Stored data entries
◆ ◆ ◆ ◆ ◆
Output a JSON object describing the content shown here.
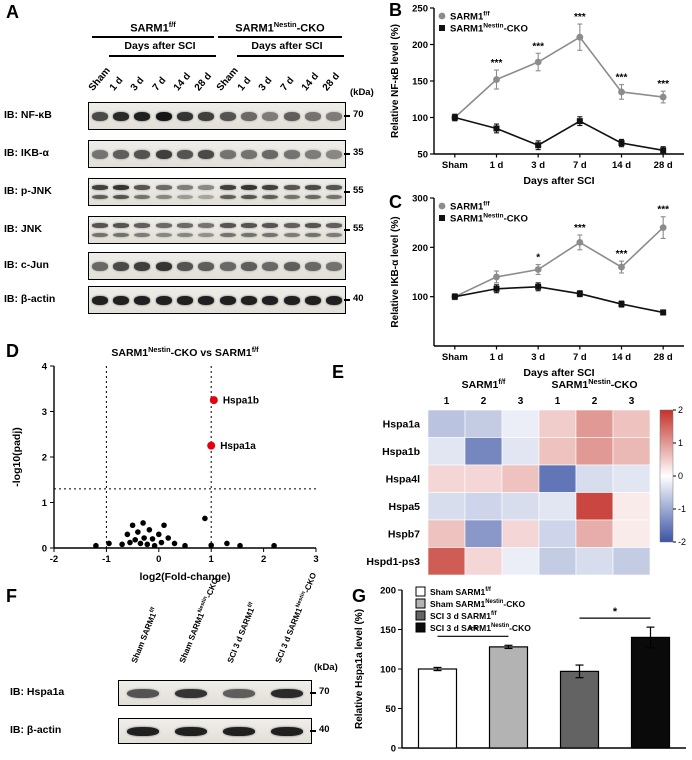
{
  "panels": {
    "A": {
      "letter": "A",
      "groups": [
        {
          "label": "SARM1^{f/f}",
          "sub": "Days after SCI"
        },
        {
          "label": "SARM1^{Nestin}-CKO",
          "sub": "Days after SCI"
        }
      ],
      "lane_labels": [
        "Sham",
        "1 d",
        "3 d",
        "7 d",
        "14 d",
        "28 d",
        "Sham",
        "1 d",
        "3 d",
        "7 d",
        "14 d",
        "28 d"
      ],
      "kda_header": "(kDa)",
      "blots": [
        {
          "label": "IB: NF-κB",
          "kda": "70",
          "doublet": false,
          "bands": [
            0.75,
            0.9,
            0.95,
            1,
            0.85,
            0.8,
            0.7,
            0.6,
            0.5,
            0.65,
            0.55,
            0.5
          ]
        },
        {
          "label": "IB: IKB-α",
          "kda": "35",
          "doublet": false,
          "bands": [
            0.55,
            0.65,
            0.7,
            0.8,
            0.7,
            0.75,
            0.55,
            0.55,
            0.6,
            0.55,
            0.5,
            0.45
          ]
        },
        {
          "label": "IB: p-JNK",
          "kda": "55",
          "doublet": true,
          "bands": [
            0.8,
            0.85,
            0.7,
            0.6,
            0.5,
            0.45,
            0.8,
            0.85,
            0.8,
            0.7,
            0.75,
            0.7
          ]
        },
        {
          "label": "IB: JNK",
          "kda": "55",
          "doublet": true,
          "bands": [
            0.7,
            0.7,
            0.65,
            0.6,
            0.6,
            0.55,
            0.7,
            0.7,
            0.7,
            0.65,
            0.7,
            0.65
          ]
        },
        {
          "label": "IB: c-Jun",
          "kda": "",
          "doublet": false,
          "bands": [
            0.6,
            0.75,
            0.8,
            0.85,
            0.7,
            0.65,
            0.6,
            0.65,
            0.6,
            0.65,
            0.6,
            0.55
          ]
        },
        {
          "label": "IB: β-actin",
          "kda": "40",
          "doublet": false,
          "bands": [
            0.95,
            0.95,
            0.95,
            0.95,
            0.95,
            0.95,
            0.95,
            0.95,
            0.95,
            0.95,
            0.95,
            0.95
          ]
        }
      ]
    },
    "B": {
      "letter": "B"
    },
    "C": {
      "letter": "C"
    },
    "D": {
      "letter": "D"
    },
    "E": {
      "letter": "E"
    },
    "F": {
      "letter": "F",
      "lane_labels": [
        "Sham SARM1^{f/f}",
        "Sham SARM1^{Nestin}-CKO",
        "SCI 3 d SARM1^{f/f}",
        "SCI 3 d SARM1^{Nestin}-CKO"
      ],
      "kda_header": "(kDa)",
      "blots": [
        {
          "label": "IB: Hspa1a",
          "kda": "70",
          "doublet": false,
          "bands": [
            0.7,
            0.85,
            0.65,
            0.9
          ]
        },
        {
          "label": "IB: β-actin",
          "kda": "40",
          "doublet": false,
          "bands": [
            0.95,
            0.95,
            0.95,
            0.95
          ]
        }
      ]
    },
    "G": {
      "letter": "G"
    }
  },
  "chart_data": [
    {
      "id": "B",
      "type": "line",
      "categories": [
        "Sham",
        "1 d",
        "3 d",
        "7 d",
        "14 d",
        "28 d"
      ],
      "xlabel": "Days after SCI",
      "ylabel": "Relative NF-κB level (%)",
      "ylim": [
        50,
        250
      ],
      "yticks": [
        50,
        100,
        150,
        200,
        250
      ],
      "legend_position": "top-left",
      "series": [
        {
          "name": "SARM1^{f/f}",
          "color": "#8c8c8c",
          "marker": "circle",
          "values": [
            100,
            152,
            176,
            210,
            135,
            128
          ],
          "errors": [
            5,
            13,
            12,
            18,
            10,
            8
          ],
          "sig": [
            "",
            "***",
            "***",
            "***",
            "***",
            "***"
          ]
        },
        {
          "name": "SARM1^{Nestin}-CKO",
          "color": "#111111",
          "marker": "square",
          "values": [
            100,
            85,
            62,
            95,
            65,
            55
          ],
          "errors": [
            4,
            6,
            6,
            6,
            5,
            5
          ],
          "sig": [
            "",
            "",
            "",
            "",
            "",
            ""
          ]
        }
      ]
    },
    {
      "id": "C",
      "type": "line",
      "categories": [
        "Sham",
        "1 d",
        "3 d",
        "7 d",
        "14 d",
        "28 d"
      ],
      "xlabel": "Days after SCI",
      "ylabel": "Relative IKB-α level (%)",
      "ylim": [
        0,
        300
      ],
      "yticks": [
        100,
        200,
        300
      ],
      "legend_position": "top-left",
      "series": [
        {
          "name": "SARM1^{f/f}",
          "color": "#8c8c8c",
          "marker": "circle",
          "values": [
            100,
            140,
            155,
            210,
            160,
            240
          ],
          "errors": [
            6,
            12,
            10,
            15,
            12,
            22
          ],
          "sig": [
            "",
            "",
            "*",
            "***",
            "***",
            "***"
          ]
        },
        {
          "name": "SARM1^{Nestin}-CKO",
          "color": "#111111",
          "marker": "square",
          "values": [
            100,
            116,
            120,
            106,
            85,
            68
          ],
          "errors": [
            5,
            8,
            8,
            6,
            6,
            5
          ],
          "sig": [
            "",
            "",
            "",
            "",
            "",
            ""
          ]
        }
      ]
    },
    {
      "id": "D",
      "type": "scatter",
      "title": "SARM1^{Nestin}-CKO vs SARM1^{f/f}",
      "xlabel": "log2(Fold-change)",
      "ylabel": "-log10(padj)",
      "xlim": [
        -2,
        3
      ],
      "xticks": [
        -2,
        -1,
        0,
        1,
        2,
        3
      ],
      "ylim": [
        0,
        4
      ],
      "yticks": [
        0,
        1,
        2,
        3,
        4
      ],
      "threshold_x": [
        -1,
        1
      ],
      "threshold_y": 1.3,
      "highlight_color": "#e4000f",
      "highlighted": [
        {
          "label": "Hspa1b",
          "x": 1.05,
          "y": 3.25
        },
        {
          "label": "Hspa1a",
          "x": 1.0,
          "y": 2.25
        }
      ],
      "points": [
        [
          -1.2,
          0.05
        ],
        [
          -0.95,
          0.1
        ],
        [
          -0.7,
          0.08
        ],
        [
          -0.6,
          0.3
        ],
        [
          -0.55,
          0.12
        ],
        [
          -0.5,
          0.5
        ],
        [
          -0.45,
          0.18
        ],
        [
          -0.4,
          0.35
        ],
        [
          -0.35,
          0.1
        ],
        [
          -0.3,
          0.55
        ],
        [
          -0.28,
          0.22
        ],
        [
          -0.22,
          0.08
        ],
        [
          -0.18,
          0.4
        ],
        [
          -0.12,
          0.2
        ],
        [
          -0.08,
          0.05
        ],
        [
          0.0,
          0.3
        ],
        [
          0.05,
          0.12
        ],
        [
          0.1,
          0.5
        ],
        [
          0.18,
          0.22
        ],
        [
          0.3,
          0.1
        ],
        [
          0.5,
          0.05
        ],
        [
          0.88,
          0.65
        ],
        [
          1.0,
          0.06
        ],
        [
          1.3,
          0.1
        ],
        [
          1.55,
          0.05
        ],
        [
          2.2,
          0.05
        ]
      ]
    },
    {
      "id": "E",
      "type": "heatmap",
      "row_labels": [
        "Hspa1a",
        "Hspa1b",
        "Hspa4l",
        "Hspa5",
        "Hspb7",
        "Hspd1-ps3"
      ],
      "col_groups": [
        {
          "label": "SARM1^{f/f}",
          "cols": [
            "1",
            "2",
            "3"
          ]
        },
        {
          "label": "SARM1^{Nestin}-CKO",
          "cols": [
            "1",
            "2",
            "3"
          ]
        }
      ],
      "values": [
        [
          -0.7,
          -0.6,
          -0.2,
          0.5,
          1.0,
          0.6
        ],
        [
          -0.3,
          -1.4,
          -0.3,
          0.6,
          1.0,
          0.7
        ],
        [
          0.4,
          0.4,
          0.6,
          -1.6,
          -0.4,
          -0.3
        ],
        [
          -0.4,
          -0.5,
          -0.4,
          -0.3,
          1.8,
          0.2
        ],
        [
          0.6,
          -1.2,
          0.4,
          -0.5,
          0.8,
          0.2
        ],
        [
          1.6,
          0.4,
          -0.2,
          -0.6,
          -0.4,
          -0.6
        ]
      ],
      "scale": {
        "min": -2,
        "max": 2,
        "ticks": [
          "2",
          "1",
          "0",
          "-1",
          "-2"
        ],
        "pos_color": "#c3332b",
        "mid_color": "#ffffff",
        "neg_color": "#3b54a5"
      }
    },
    {
      "id": "G",
      "type": "bar",
      "categories": [
        "Sham SARM1^{f/f}",
        "Sham SARM1^{Nestin}-CKO",
        "SCI 3 d SARM1^{f/f}",
        "SCI 3 d SARM1^{Nestin}-CKO"
      ],
      "values": [
        100,
        128,
        97,
        140
      ],
      "errors": [
        2,
        2,
        8,
        13
      ],
      "bar_colors": [
        "#ffffff",
        "#b3b3b3",
        "#636363",
        "#0a0a0a"
      ],
      "ylabel": "Relative Hspa1a level (%)",
      "ylim": [
        0,
        200
      ],
      "yticks": [
        0,
        50,
        100,
        150,
        200
      ],
      "significance": [
        {
          "from": 0,
          "to": 1,
          "label": "**"
        },
        {
          "from": 2,
          "to": 3,
          "label": "*"
        }
      ]
    }
  ]
}
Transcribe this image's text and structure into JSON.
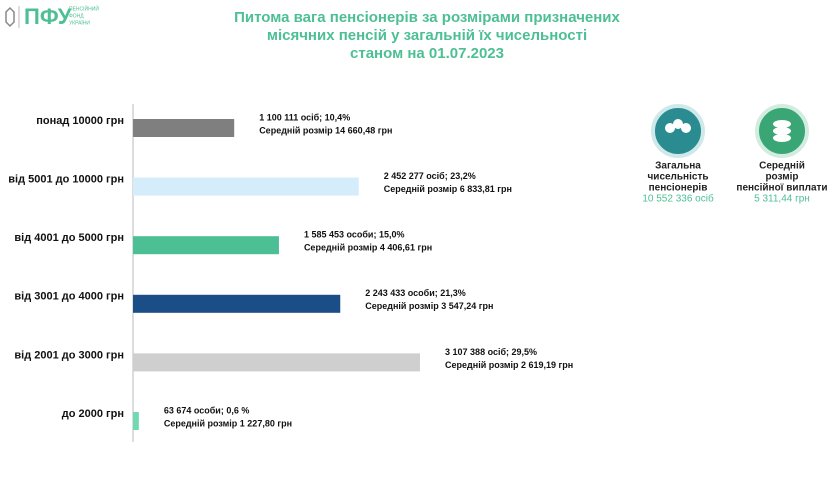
{
  "header": {
    "logo": "ПФУ",
    "org_lines": [
      "ПЕНСІЙНИЙ",
      "ФОНД",
      "УКРАЇНИ"
    ]
  },
  "chart_data": {
    "type": "hbar",
    "title": [
      "Питома вага пенсіонерів за розмірами призначених",
      "місячних пенсій у загальній їх чисельності",
      "станом на 01.07.2023"
    ],
    "categories": [
      "понад 10000 грн",
      "від 5001 до 10000 грн",
      "від 4001 до 5000 грн",
      "від 3001 до 4000 грн",
      "від 2001 до 3000 грн",
      "до 2000 грн"
    ],
    "values": [
      10.4,
      23.2,
      15.0,
      21.3,
      29.5,
      0.6
    ],
    "value_labels": [
      "1 100 111 осіб;  10,4%",
      "2 452 277 осіб; 23,2%",
      "1 585 453 особи; 15,0%",
      "2 243 433 особи; 21,3%",
      "3 107 388 осіб; 29,5%",
      "63 674 особи; 0,6 %"
    ],
    "average_labels": [
      "Середній розмір 14 660,48 грн",
      "Середній розмір 6 833,81 грн",
      "Середній розмір 4 406,61 грн",
      "Середній розмір 3 547,24 грн",
      "Середній розмір 2 619,19 грн",
      "Середній розмір 1 227,80 грн"
    ],
    "colors": [
      "#7f7f7f",
      "#d5ecfa",
      "#4dbf94",
      "#1b4d86",
      "#cfcfcf",
      "#6fd9b2"
    ]
  },
  "summary": [
    {
      "label_lines": [
        "Загальна",
        "чисельність",
        "пенсіонерів"
      ],
      "value": "10 552 336 осіб"
    },
    {
      "label_lines": [
        "Середній",
        "розмір",
        "пенсійної виплати"
      ],
      "value": "5 311,44 грн"
    }
  ]
}
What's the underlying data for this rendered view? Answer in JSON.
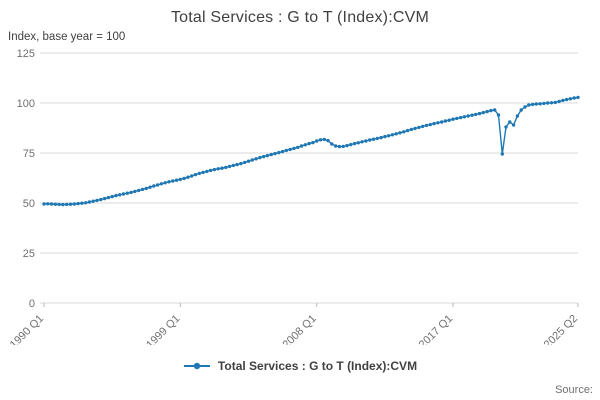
{
  "source_label": "Source:",
  "chart_data": {
    "type": "line",
    "title": "Total Services : G to T (Index):CVM",
    "axis_note": "Index, base year = 100",
    "ylim": [
      0,
      125
    ],
    "y_ticks": [
      0,
      25,
      50,
      75,
      100,
      125
    ],
    "grid": "horizontal",
    "legend_position": "bottom-center",
    "x_start": "1990 Q1",
    "x_end": "2025 Q2",
    "x_ticks": [
      {
        "index": 0,
        "label": "1990 Q1"
      },
      {
        "index": 36,
        "label": "1999 Q1"
      },
      {
        "index": 72,
        "label": "2008 Q1"
      },
      {
        "index": 108,
        "label": "2017 Q1"
      },
      {
        "index": 141,
        "label": "2025 Q2"
      }
    ],
    "series": [
      {
        "name": "Total Services : G to T (Index):CVM",
        "color": "#1f78b4",
        "values": [
          49.5,
          49.6,
          49.5,
          49.4,
          49.3,
          49.2,
          49.3,
          49.4,
          49.5,
          49.7,
          49.9,
          50.1,
          50.5,
          50.9,
          51.3,
          51.7,
          52.2,
          52.7,
          53.2,
          53.7,
          54.1,
          54.5,
          54.9,
          55.3,
          55.8,
          56.3,
          56.8,
          57.3,
          57.9,
          58.5,
          59.0,
          59.6,
          60.1,
          60.6,
          61.0,
          61.4,
          61.8,
          62.3,
          62.9,
          63.5,
          64.2,
          64.8,
          65.3,
          65.8,
          66.3,
          66.7,
          67.1,
          67.4,
          67.8,
          68.3,
          68.8,
          69.2,
          69.7,
          70.3,
          70.9,
          71.5,
          72.1,
          72.7,
          73.2,
          73.7,
          74.2,
          74.7,
          75.2,
          75.7,
          76.3,
          76.8,
          77.3,
          77.8,
          78.5,
          79.1,
          79.7,
          80.2,
          81.0,
          81.6,
          81.8,
          81.2,
          79.5,
          78.5,
          78.2,
          78.3,
          78.7,
          79.2,
          79.7,
          80.1,
          80.6,
          81.0,
          81.5,
          81.9,
          82.3,
          82.7,
          83.2,
          83.6,
          84.1,
          84.6,
          85.1,
          85.6,
          86.2,
          86.8,
          87.3,
          87.8,
          88.3,
          88.8,
          89.2,
          89.7,
          90.1,
          90.5,
          91.0,
          91.4,
          91.9,
          92.3,
          92.7,
          93.1,
          93.5,
          93.9,
          94.3,
          94.7,
          95.2,
          95.7,
          96.2,
          96.5,
          94.0,
          74.5,
          88.0,
          90.5,
          89.0,
          93.5,
          96.5,
          98.0,
          99.0,
          99.3,
          99.5,
          99.6,
          99.8,
          100.0,
          100.1,
          100.3,
          100.8,
          101.3,
          101.7,
          102.1,
          102.5,
          102.8
        ]
      }
    ]
  },
  "legend": {
    "label": "Total Services : G to T (Index):CVM"
  }
}
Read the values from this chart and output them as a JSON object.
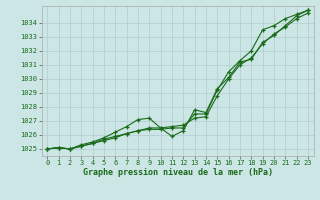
{
  "background_color": "#cce5e5",
  "grid_color": "#b0cccc",
  "line_color": "#1a6b1a",
  "xlabel": "Graphe pression niveau de la mer (hPa)",
  "ylim": [
    1024.5,
    1035.2
  ],
  "xlim": [
    -0.5,
    23.5
  ],
  "yticks": [
    1025,
    1026,
    1027,
    1028,
    1029,
    1030,
    1031,
    1032,
    1033,
    1034
  ],
  "xticks": [
    0,
    1,
    2,
    3,
    4,
    5,
    6,
    7,
    8,
    9,
    10,
    11,
    12,
    13,
    14,
    15,
    16,
    17,
    18,
    19,
    20,
    21,
    22,
    23
  ],
  "series1_x": [
    0,
    1,
    2,
    3,
    4,
    5,
    6,
    7,
    8,
    9,
    10,
    11,
    12,
    13,
    14,
    15,
    16,
    17,
    18,
    19,
    20,
    21,
    22,
    23
  ],
  "series1_y": [
    1025.0,
    1025.1,
    1025.0,
    1025.2,
    1025.4,
    1025.6,
    1025.8,
    1026.1,
    1026.3,
    1026.5,
    1026.5,
    1026.6,
    1026.7,
    1027.2,
    1027.3,
    1028.8,
    1030.0,
    1031.0,
    1031.5,
    1032.5,
    1033.2,
    1033.7,
    1034.3,
    1034.7
  ],
  "series2_x": [
    0,
    1,
    2,
    3,
    4,
    5,
    6,
    7,
    8,
    9,
    10,
    11,
    12,
    13,
    14,
    15,
    16,
    17,
    18,
    19,
    20,
    21,
    22,
    23
  ],
  "series2_y": [
    1025.0,
    1025.1,
    1025.0,
    1025.3,
    1025.5,
    1025.8,
    1026.2,
    1026.6,
    1027.1,
    1027.2,
    1026.5,
    1025.9,
    1026.3,
    1027.8,
    1027.6,
    1029.3,
    1030.1,
    1031.2,
    1031.4,
    1032.6,
    1033.1,
    1033.8,
    1034.5,
    1034.9
  ],
  "series3_x": [
    0,
    1,
    2,
    3,
    4,
    5,
    6,
    7,
    8,
    9,
    10,
    11,
    12,
    13,
    14,
    15,
    16,
    17,
    18,
    19,
    20,
    21,
    22,
    23
  ],
  "series3_y": [
    1025.0,
    1025.1,
    1025.0,
    1025.2,
    1025.4,
    1025.7,
    1025.9,
    1026.1,
    1026.3,
    1026.4,
    1026.4,
    1026.5,
    1026.5,
    1027.5,
    1027.5,
    1029.2,
    1030.5,
    1031.3,
    1032.0,
    1033.5,
    1033.8,
    1034.3,
    1034.6,
    1034.9
  ]
}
◆ ◆ ◆ ◆ ◆
● Given exercise
Pull out all lines containing the word "letter" from the entries above.

● Solution for this exercise
      "letter": "A",
      "letter": "B"
      "letter": "C"
      "letter": "D"
      "letter": "E"
      "letter": "F",
      "letter": "G"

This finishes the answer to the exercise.